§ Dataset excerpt
=====

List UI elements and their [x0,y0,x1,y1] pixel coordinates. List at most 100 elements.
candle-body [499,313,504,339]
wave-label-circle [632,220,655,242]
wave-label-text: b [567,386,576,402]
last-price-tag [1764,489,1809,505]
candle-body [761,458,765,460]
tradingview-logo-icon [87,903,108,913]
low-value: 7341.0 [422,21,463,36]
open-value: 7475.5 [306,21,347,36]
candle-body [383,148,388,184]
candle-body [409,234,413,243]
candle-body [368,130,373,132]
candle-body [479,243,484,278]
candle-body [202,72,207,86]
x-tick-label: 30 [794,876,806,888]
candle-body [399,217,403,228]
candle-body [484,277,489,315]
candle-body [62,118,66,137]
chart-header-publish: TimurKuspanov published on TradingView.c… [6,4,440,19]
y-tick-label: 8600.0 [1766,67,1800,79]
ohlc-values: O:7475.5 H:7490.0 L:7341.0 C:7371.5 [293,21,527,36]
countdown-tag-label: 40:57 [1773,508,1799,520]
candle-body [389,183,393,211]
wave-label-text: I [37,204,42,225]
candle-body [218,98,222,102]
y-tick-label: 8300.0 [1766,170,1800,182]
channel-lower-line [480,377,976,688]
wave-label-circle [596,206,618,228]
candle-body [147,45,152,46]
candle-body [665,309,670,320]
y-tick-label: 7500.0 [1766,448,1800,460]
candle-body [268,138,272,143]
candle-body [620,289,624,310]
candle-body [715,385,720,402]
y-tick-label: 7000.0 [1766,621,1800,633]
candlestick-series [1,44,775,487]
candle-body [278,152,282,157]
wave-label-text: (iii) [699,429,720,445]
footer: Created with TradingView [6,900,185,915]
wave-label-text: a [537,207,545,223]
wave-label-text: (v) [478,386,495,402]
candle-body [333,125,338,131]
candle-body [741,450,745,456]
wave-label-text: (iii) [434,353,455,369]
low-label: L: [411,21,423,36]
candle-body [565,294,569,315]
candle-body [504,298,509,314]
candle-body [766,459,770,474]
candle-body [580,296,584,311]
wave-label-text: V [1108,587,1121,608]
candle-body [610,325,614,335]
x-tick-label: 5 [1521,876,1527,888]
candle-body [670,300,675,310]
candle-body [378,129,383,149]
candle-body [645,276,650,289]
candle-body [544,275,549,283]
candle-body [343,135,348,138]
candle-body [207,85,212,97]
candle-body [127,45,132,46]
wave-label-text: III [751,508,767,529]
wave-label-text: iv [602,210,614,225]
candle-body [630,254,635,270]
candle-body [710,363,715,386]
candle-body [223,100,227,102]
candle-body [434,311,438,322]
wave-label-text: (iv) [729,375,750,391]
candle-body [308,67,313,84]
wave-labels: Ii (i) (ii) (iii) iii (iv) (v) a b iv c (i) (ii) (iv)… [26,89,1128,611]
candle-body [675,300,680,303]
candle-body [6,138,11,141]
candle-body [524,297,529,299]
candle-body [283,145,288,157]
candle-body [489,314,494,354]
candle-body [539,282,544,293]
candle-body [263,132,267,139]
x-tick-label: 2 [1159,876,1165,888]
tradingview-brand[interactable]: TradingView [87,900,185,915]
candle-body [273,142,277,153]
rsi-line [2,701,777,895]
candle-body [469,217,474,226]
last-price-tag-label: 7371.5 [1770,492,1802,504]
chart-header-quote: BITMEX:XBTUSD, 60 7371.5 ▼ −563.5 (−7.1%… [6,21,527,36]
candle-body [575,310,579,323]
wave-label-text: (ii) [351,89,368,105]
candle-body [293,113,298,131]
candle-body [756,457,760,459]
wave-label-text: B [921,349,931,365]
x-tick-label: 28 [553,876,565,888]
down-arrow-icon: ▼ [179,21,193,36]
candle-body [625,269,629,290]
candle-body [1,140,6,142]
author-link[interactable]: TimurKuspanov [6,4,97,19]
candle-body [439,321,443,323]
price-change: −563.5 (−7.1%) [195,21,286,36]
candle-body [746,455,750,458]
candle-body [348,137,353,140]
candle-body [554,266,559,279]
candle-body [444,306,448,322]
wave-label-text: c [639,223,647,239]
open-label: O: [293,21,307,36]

=====

Render every row above as a Markdown table with the columns "No." and "Text", putting each row's number under "No." and its line under "Text". Skip any blank lines.

| No. | Text |
|---|---|
| 1 | List UI elements and their [x0,y0,x1,y1] pixel coordinates. List at most 100 elements. |
| 2 | candle-body [499,313,504,339] |
| 3 | wave-label-circle [632,220,655,242] |
| 4 | wave-label-text: b [567,386,576,402] |
| 5 | last-price-tag [1764,489,1809,505] |
| 6 | candle-body [761,458,765,460] |
| 7 | tradingview-logo-icon [87,903,108,913] |
| 8 | low-value: 7341.0 [422,21,463,36] |
| 9 | open-value: 7475.5 [306,21,347,36] |
| 10 | candle-body [383,148,388,184] |
| 11 | candle-body [409,234,413,243] |
| 12 | candle-body [368,130,373,132] |
| 13 | candle-body [479,243,484,278] |
| 14 | candle-body [202,72,207,86] |
| 15 | x-tick-label: 30 [794,876,806,888] |
| 16 | candle-body [399,217,403,228] |
| 17 | candle-body [484,277,489,315] |
| 18 | candle-body [62,118,66,137] |
| 19 | chart-header-publish: TimurKuspanov published on TradingView.c… [6,4,440,19] |
| 20 | y-tick-label: 8600.0 [1766,67,1800,79] |
| 21 | ohlc-values: O:7475.5 H:7490.0 L:7341.0 C:7371.5 [293,21,527,36] |
| 22 | countdown-tag-label: 40:57 [1773,508,1799,520] |
| 23 | candle-body [389,183,393,211] |
| 24 | wave-label-text: I [37,204,42,225] |
| 25 | candle-body [218,98,222,102] |
| 26 | y-tick-label: 8300.0 [1766,170,1800,182] |
| 27 | channel-lower-line [480,377,976,688] |
| 28 | wave-label-circle [596,206,618,228] |
| 29 | candle-body [147,45,152,46] |
| 30 | candle-body [665,309,670,320] |
| 31 | y-tick-label: 7500.0 [1766,448,1800,460] |
| 32 | candle-body [268,138,272,143] |
| 33 | candle-body [620,289,624,310] |
| 34 | candle-body [715,385,720,402] |
| 35 | y-tick-label: 7000.0 [1766,621,1800,633] |
| 36 | candlestick-series [1,44,775,487] |
| 37 | candle-body [278,152,282,157] |
| 38 | wave-label-text: (iii) [699,429,720,445] |
| 39 | footer: Created with TradingView [6,900,185,915] |
| 40 | wave-label-text: a [537,207,545,223] |
| 41 | wave-label-text: (v) [478,386,495,402] |
| 42 | candle-body [333,125,338,131] |
| 43 | candle-body [741,450,745,456] |
| 44 | wave-label-text: (iii) [434,353,455,369] |
| 45 | low-label: L: [411,21,423,36] |
| 46 | candle-body [565,294,569,315] |
| 47 | candle-body [504,298,509,314] |
| 48 | candle-body [766,459,770,474] |
| 49 | candle-body [580,296,584,311] |
| 50 | wave-label-text: V [1108,587,1121,608] |
| 51 | candle-body [610,325,614,335] |
| 52 | x-tick-label: 5 [1521,876,1527,888] |
| 53 | candle-body [670,300,675,310] |
| 54 | candle-body [378,129,383,149] |
| 55 | candle-body [645,276,650,289] |
| 56 | candle-body [544,275,549,283] |
| 57 | candle-body [343,135,348,138] |
| 58 | candle-body [207,85,212,97] |
| 59 | candle-body [127,45,132,46] |
| 60 | wave-label-text: III [751,508,767,529] |
| 61 | wave-label-text: iv [602,210,614,225] |
| 62 | candle-body [630,254,635,270] |
| 63 | candle-body [710,363,715,386] |
| 64 | candle-body [223,100,227,102] |
| 65 | candle-body [434,311,438,322] |
| 66 | wave-label-text: (iv) [729,375,750,391] |
| 67 | candle-body [308,67,313,84] |
| 68 | wave-labels: Ii (i) (ii) (iii) iii (iv) (v) a b iv c (i) (ii) (iv)… [26,89,1128,611] |
| 69 | candle-body [675,300,680,303] |
| 70 | candle-body [6,138,11,141] |
| 71 | candle-body [524,297,529,299] |
| 72 | candle-body [283,145,288,157] |
| 73 | candle-body [489,314,494,354] |
| 74 | candle-body [539,282,544,293] |
| 75 | candle-body [263,132,267,139] |
| 76 | x-tick-label: 2 [1159,876,1165,888] |
| 77 | tradingview-brand[interactable]: TradingView [87,900,185,915] |
| 78 | candle-body [273,142,277,153] |
| 79 | rsi-line [2,701,777,895] |
| 80 | candle-body [469,217,474,226] |
| 81 | last-price-tag-label: 7371.5 [1770,492,1802,504] |
| 82 | chart-header-quote: BITMEX:XBTUSD, 60 7371.5 ▼ −563.5 (−7.1%… [6,21,527,36] |
| 83 | candle-body [575,310,579,323] |
| 84 | wave-label-text: (ii) [351,89,368,105] |
| 85 | candle-body [293,113,298,131] |
| 86 | candle-body [756,457,760,459] |
| 87 | wave-label-text: B [921,349,931,365] |
| 88 | x-tick-label: 28 [553,876,565,888] |
| 89 | down-arrow-icon: ▼ [179,21,193,36] |
| 90 | candle-body [625,269,629,290] |
| 91 | candle-body [1,140,6,142] |
| 92 | author-link[interactable]: TimurKuspanov [6,4,97,19] |
| 93 | candle-body [439,321,443,323] |
| 94 | price-change: −563.5 (−7.1%) [195,21,286,36] |
| 95 | candle-body [746,455,750,458] |
| 96 | candle-body [348,137,353,140] |
| 97 | candle-body [554,266,559,279] |
| 98 | candle-body [444,306,448,322] |
| 99 | wave-label-text: c [639,223,647,239] |
| 100 | open-label: O: [293,21,307,36] |